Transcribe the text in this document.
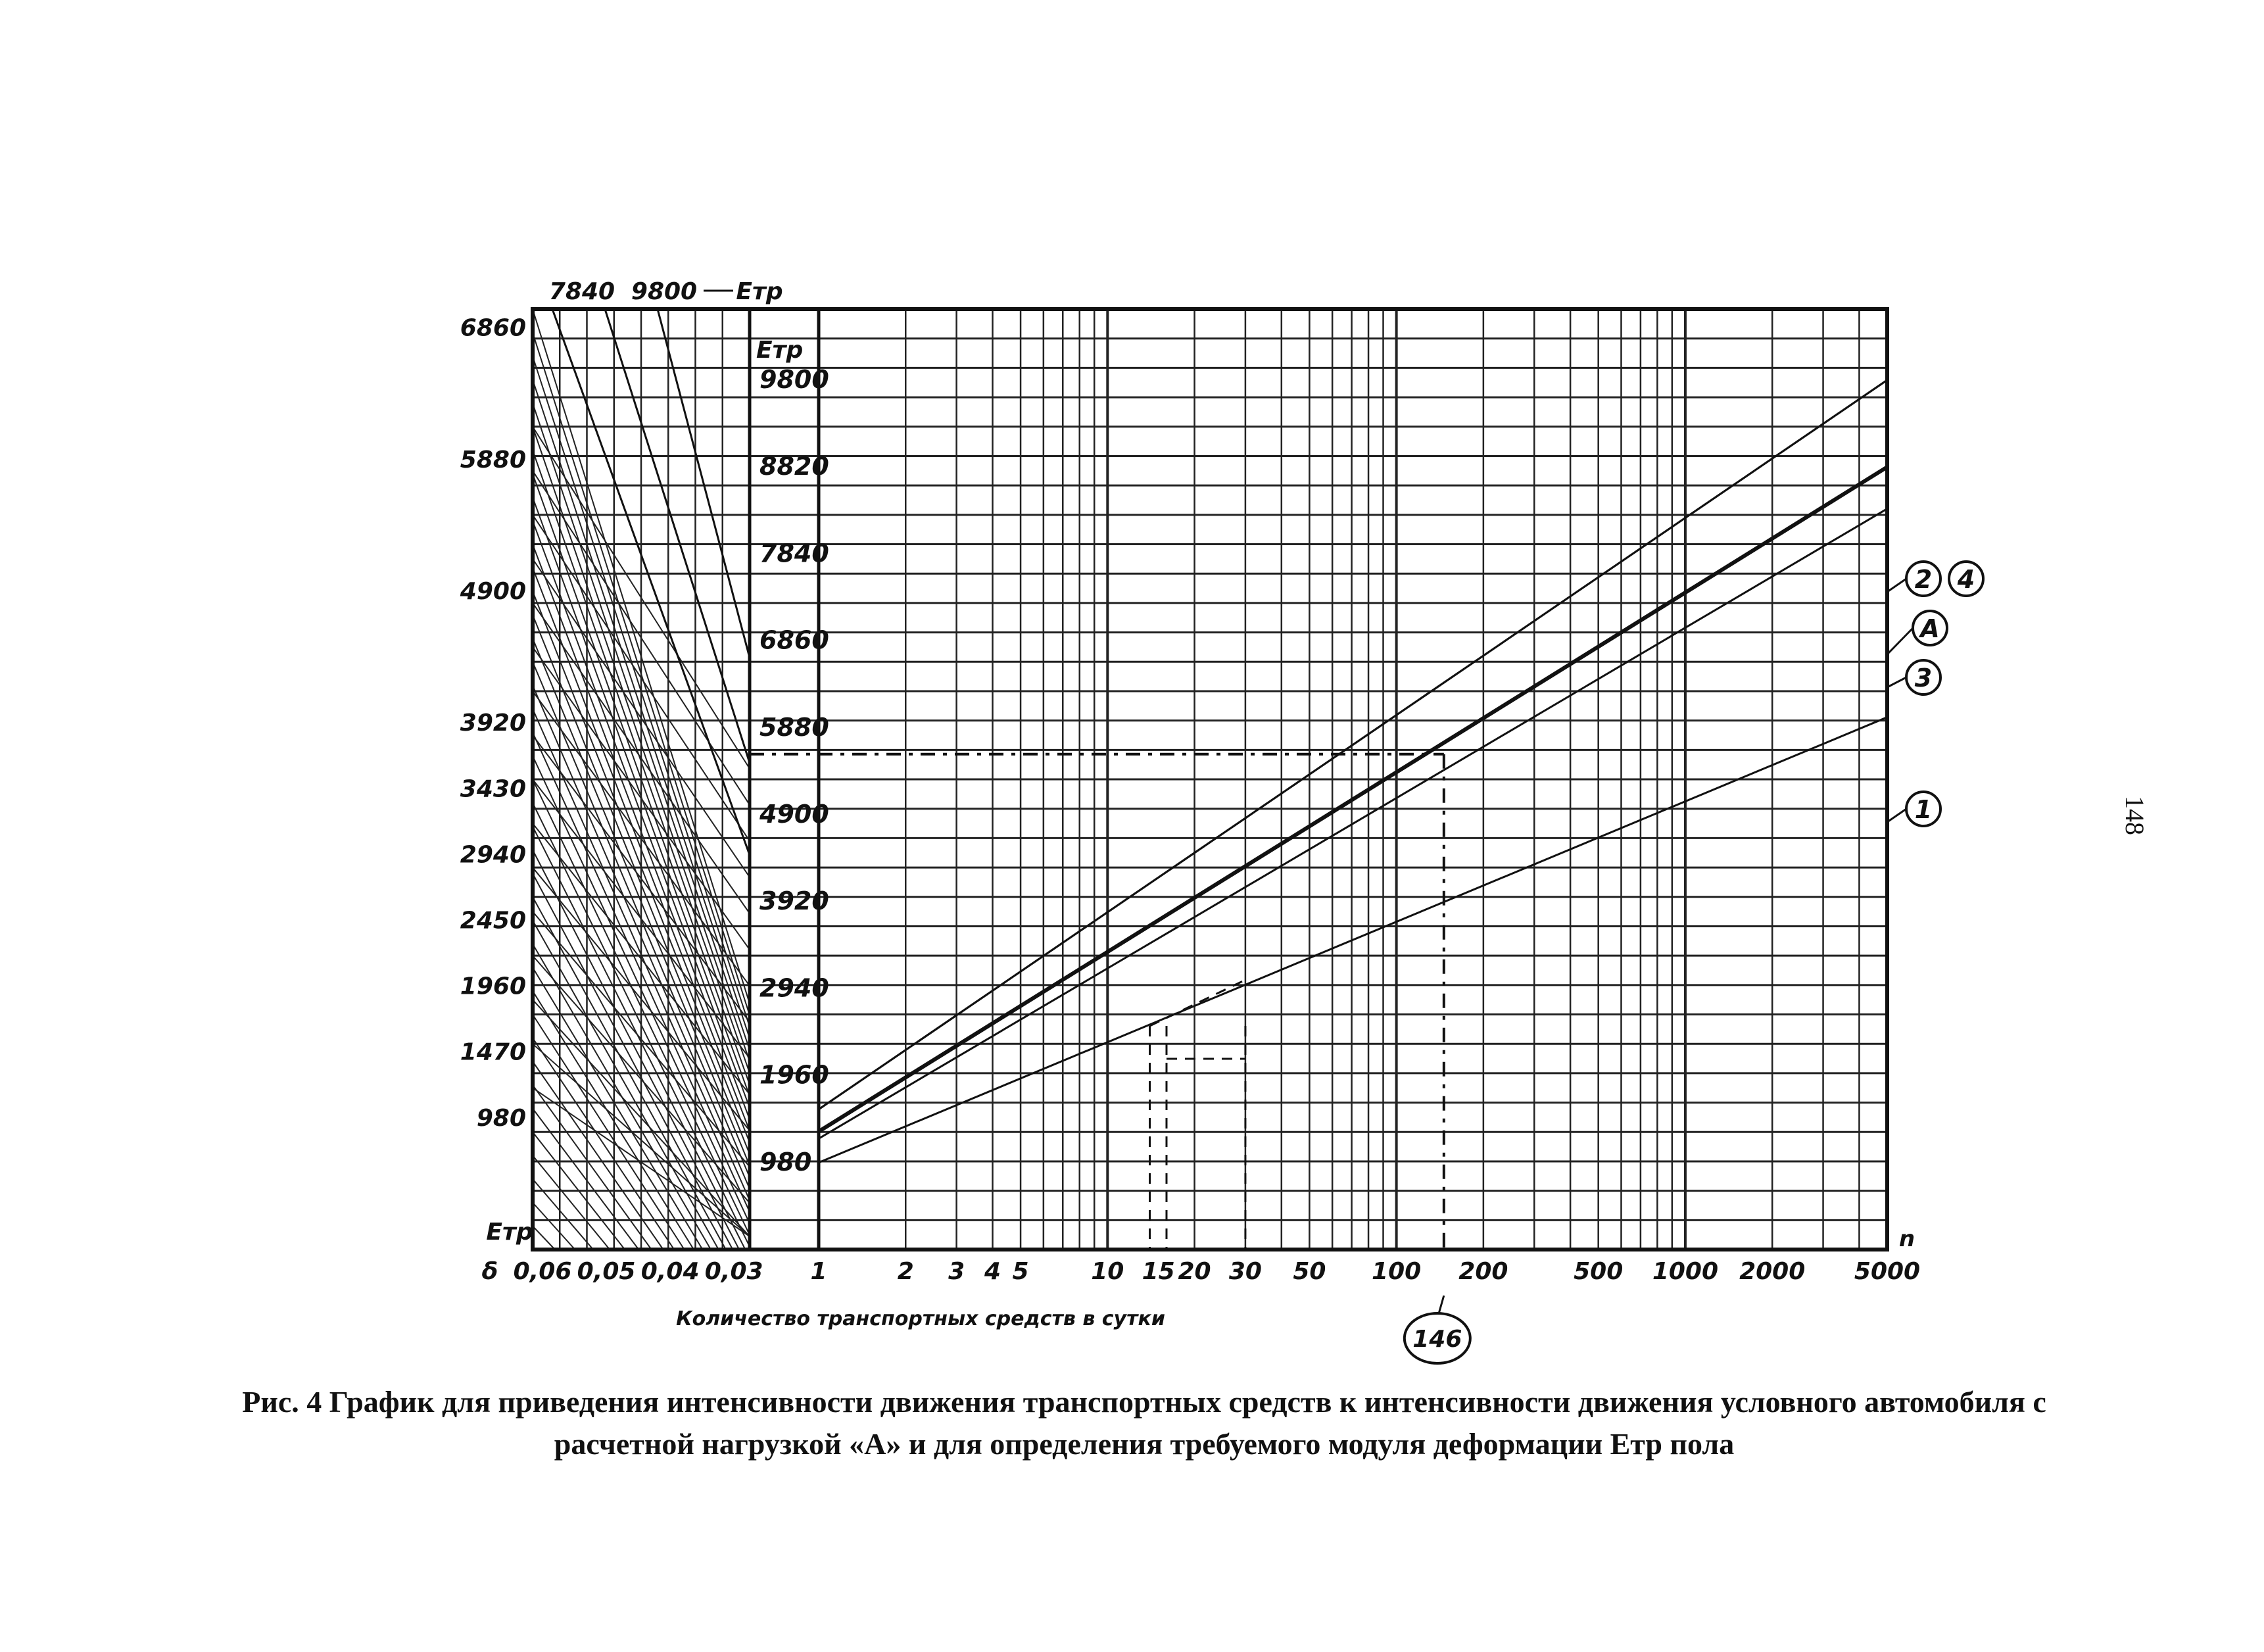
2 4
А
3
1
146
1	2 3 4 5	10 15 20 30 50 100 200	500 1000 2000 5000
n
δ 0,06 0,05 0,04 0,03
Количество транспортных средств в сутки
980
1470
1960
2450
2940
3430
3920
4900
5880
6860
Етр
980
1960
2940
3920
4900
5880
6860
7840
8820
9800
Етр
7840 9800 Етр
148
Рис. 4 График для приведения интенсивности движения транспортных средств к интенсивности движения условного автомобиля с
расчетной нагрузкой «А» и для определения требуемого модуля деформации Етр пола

····················

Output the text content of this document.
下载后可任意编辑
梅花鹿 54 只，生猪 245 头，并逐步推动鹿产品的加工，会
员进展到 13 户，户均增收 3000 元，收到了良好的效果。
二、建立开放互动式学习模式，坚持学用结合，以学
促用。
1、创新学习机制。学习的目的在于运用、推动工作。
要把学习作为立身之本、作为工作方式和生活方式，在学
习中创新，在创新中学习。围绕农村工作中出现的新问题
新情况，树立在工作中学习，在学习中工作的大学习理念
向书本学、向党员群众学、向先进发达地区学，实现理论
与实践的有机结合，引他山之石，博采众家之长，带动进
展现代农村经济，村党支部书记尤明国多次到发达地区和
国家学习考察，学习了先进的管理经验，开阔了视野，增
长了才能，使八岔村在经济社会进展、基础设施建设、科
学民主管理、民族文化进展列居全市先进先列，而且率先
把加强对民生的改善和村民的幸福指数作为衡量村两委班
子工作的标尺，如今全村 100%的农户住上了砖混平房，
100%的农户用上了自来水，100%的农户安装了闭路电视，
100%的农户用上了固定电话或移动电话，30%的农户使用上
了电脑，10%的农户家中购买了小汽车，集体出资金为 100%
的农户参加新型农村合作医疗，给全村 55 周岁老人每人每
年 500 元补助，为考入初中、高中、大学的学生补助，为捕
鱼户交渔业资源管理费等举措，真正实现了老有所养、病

····················

* _EXERCISE INSTRUCTIONS_:
Give the count of lines in the listing that hold the word "транспортных", with no other text.

* _WRITTEN ANSWER_:
2